### Provided entries ###

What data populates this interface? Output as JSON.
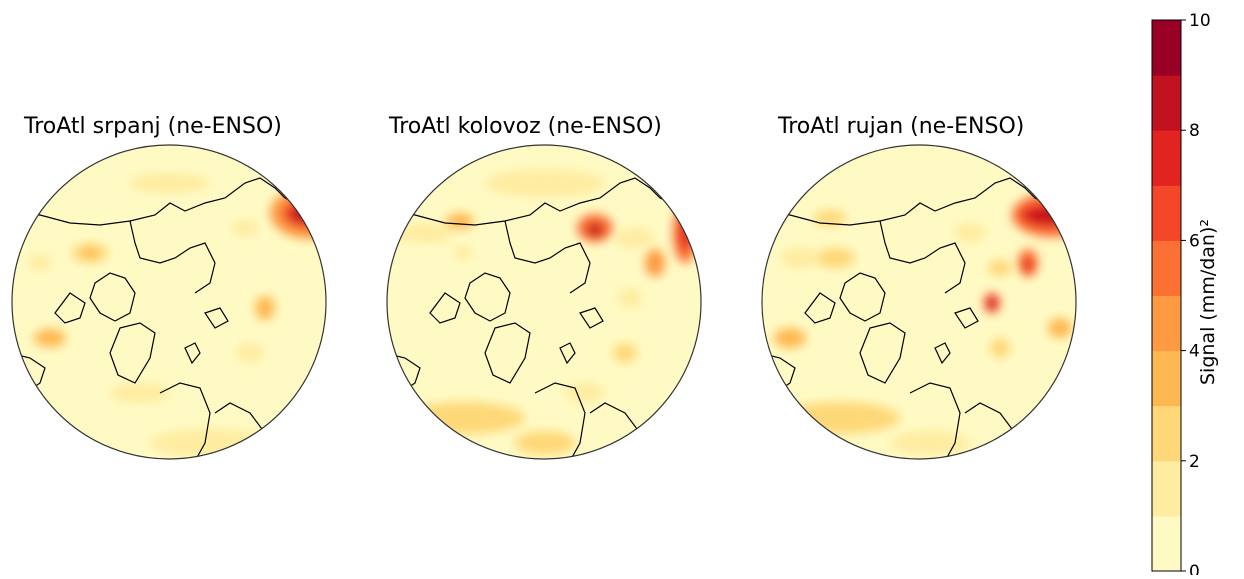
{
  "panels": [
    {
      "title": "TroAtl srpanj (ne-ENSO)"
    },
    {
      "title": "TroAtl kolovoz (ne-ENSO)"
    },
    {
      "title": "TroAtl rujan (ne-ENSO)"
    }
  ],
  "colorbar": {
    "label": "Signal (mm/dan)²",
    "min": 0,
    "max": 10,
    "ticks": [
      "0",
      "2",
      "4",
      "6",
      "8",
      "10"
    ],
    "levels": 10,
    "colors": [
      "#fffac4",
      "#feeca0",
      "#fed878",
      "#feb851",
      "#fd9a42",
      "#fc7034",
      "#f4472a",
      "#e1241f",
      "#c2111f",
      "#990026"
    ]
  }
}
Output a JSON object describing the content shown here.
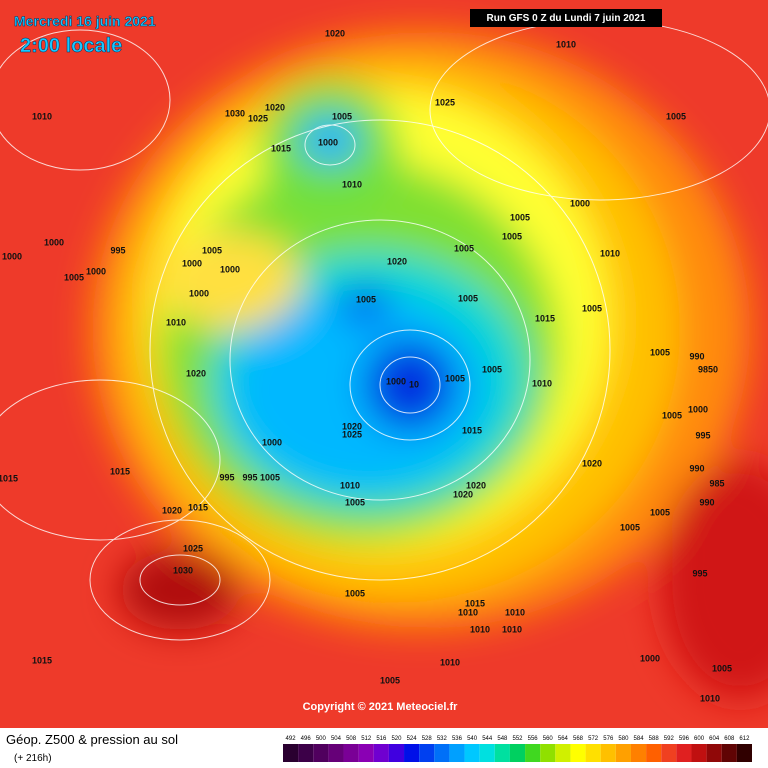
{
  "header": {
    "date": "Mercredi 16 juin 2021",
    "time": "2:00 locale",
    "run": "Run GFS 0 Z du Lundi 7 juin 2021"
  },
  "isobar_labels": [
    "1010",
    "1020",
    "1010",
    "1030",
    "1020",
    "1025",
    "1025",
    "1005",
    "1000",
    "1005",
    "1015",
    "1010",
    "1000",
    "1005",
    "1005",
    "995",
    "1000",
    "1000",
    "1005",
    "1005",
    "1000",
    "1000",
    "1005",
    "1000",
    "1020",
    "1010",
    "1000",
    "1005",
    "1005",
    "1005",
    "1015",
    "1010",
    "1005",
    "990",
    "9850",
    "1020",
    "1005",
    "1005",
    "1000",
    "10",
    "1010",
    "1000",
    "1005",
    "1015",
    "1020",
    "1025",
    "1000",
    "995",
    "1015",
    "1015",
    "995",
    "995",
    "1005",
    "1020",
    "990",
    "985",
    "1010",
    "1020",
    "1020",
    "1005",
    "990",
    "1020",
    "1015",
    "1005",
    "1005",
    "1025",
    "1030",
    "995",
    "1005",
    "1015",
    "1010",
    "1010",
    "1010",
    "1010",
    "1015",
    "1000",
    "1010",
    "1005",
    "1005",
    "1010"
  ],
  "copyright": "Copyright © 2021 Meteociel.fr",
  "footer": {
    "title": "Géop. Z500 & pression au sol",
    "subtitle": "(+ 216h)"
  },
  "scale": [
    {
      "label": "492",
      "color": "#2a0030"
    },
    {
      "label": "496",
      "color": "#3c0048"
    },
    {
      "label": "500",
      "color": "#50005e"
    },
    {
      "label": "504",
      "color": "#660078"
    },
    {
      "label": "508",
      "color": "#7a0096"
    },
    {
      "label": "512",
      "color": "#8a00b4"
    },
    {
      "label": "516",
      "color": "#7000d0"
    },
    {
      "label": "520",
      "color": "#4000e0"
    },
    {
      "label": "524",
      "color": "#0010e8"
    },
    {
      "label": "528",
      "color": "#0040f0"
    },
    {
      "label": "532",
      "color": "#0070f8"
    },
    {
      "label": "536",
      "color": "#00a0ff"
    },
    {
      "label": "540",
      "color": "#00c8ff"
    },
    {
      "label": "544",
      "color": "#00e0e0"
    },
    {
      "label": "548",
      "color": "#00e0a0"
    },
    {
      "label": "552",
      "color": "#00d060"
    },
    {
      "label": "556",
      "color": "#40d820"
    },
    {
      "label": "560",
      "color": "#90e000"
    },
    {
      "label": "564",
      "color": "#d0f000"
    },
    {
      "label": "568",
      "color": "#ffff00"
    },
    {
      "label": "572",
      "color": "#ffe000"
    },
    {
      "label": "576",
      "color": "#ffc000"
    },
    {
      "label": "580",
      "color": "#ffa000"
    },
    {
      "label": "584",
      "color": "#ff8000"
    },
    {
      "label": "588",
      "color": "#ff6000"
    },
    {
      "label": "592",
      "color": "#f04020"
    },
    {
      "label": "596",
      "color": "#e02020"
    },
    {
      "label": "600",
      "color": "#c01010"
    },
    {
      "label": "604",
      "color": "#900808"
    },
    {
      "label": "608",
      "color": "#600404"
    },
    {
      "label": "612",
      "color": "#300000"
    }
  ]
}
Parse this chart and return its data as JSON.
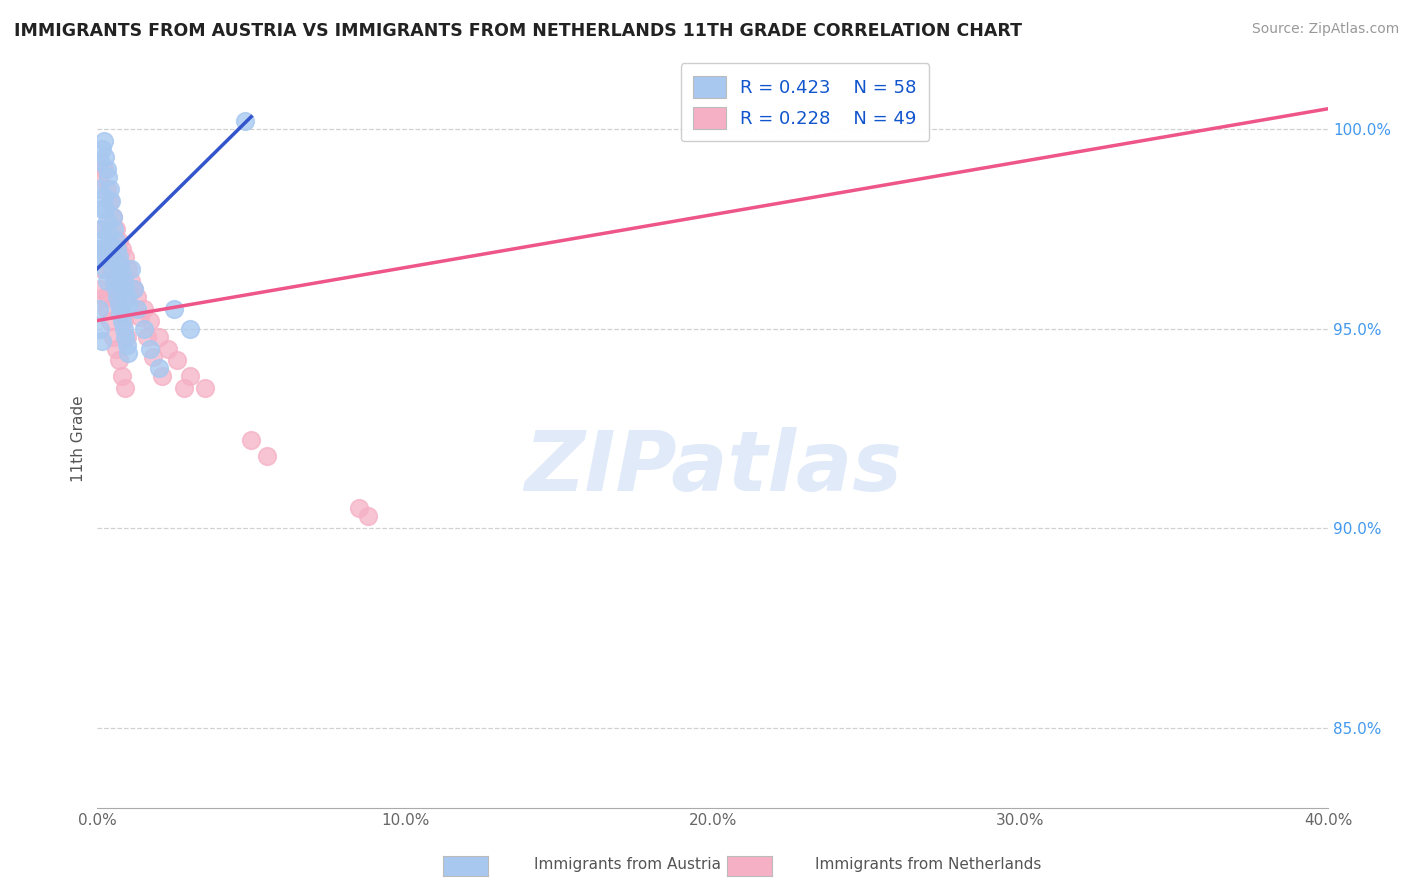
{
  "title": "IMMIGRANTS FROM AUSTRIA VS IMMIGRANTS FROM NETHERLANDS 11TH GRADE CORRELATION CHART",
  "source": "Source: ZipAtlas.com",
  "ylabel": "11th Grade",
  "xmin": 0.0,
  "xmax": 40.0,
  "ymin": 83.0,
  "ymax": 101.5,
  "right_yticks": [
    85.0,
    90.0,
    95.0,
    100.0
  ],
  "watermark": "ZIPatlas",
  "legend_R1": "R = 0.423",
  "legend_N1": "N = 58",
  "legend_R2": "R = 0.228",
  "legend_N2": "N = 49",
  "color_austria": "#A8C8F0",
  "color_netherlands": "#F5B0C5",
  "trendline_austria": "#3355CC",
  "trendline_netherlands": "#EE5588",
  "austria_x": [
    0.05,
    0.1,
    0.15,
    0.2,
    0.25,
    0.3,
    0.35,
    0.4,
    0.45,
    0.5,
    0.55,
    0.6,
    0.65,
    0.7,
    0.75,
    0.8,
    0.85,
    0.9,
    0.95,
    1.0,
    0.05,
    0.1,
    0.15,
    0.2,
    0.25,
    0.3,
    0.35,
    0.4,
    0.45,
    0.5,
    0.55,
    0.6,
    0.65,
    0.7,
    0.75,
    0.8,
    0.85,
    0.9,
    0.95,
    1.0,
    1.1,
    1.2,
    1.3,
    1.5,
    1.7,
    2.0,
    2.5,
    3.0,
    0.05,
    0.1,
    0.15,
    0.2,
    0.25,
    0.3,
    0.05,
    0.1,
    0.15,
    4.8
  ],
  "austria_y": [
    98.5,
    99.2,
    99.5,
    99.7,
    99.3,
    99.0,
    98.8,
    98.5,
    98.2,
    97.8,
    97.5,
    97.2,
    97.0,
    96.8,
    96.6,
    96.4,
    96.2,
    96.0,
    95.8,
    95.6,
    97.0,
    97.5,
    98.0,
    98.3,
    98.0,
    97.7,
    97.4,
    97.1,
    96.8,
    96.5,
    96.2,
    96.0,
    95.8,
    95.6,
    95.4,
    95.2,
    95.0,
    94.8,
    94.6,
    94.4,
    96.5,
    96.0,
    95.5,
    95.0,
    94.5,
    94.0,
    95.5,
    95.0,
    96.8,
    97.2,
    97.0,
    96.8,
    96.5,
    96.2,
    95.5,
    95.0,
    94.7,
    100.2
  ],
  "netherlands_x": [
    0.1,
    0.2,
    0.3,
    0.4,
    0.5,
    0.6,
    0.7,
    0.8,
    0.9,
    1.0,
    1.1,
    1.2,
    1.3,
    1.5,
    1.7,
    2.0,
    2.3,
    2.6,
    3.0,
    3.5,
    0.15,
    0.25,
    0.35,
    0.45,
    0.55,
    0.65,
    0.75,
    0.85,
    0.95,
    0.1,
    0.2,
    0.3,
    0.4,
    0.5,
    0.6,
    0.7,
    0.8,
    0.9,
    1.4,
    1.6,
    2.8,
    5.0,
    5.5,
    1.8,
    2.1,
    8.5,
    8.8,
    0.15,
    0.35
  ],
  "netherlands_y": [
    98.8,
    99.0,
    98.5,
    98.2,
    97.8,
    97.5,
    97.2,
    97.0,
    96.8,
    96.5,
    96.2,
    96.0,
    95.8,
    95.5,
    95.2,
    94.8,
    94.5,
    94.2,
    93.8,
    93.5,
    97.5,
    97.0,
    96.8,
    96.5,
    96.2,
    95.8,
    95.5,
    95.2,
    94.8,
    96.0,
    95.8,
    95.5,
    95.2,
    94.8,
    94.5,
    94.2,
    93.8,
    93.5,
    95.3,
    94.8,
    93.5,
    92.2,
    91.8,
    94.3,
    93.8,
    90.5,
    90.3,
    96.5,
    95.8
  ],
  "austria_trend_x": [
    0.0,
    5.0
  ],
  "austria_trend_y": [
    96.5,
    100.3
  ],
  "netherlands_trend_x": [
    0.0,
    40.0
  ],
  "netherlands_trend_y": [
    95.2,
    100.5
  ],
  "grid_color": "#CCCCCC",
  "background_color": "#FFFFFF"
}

###

Copy every line from the entries that contains the word "JSON".

What data populates this interface? Output as JSON.
Output a JSON object describing the content shown here.
Parse this chart and return its data as JSON.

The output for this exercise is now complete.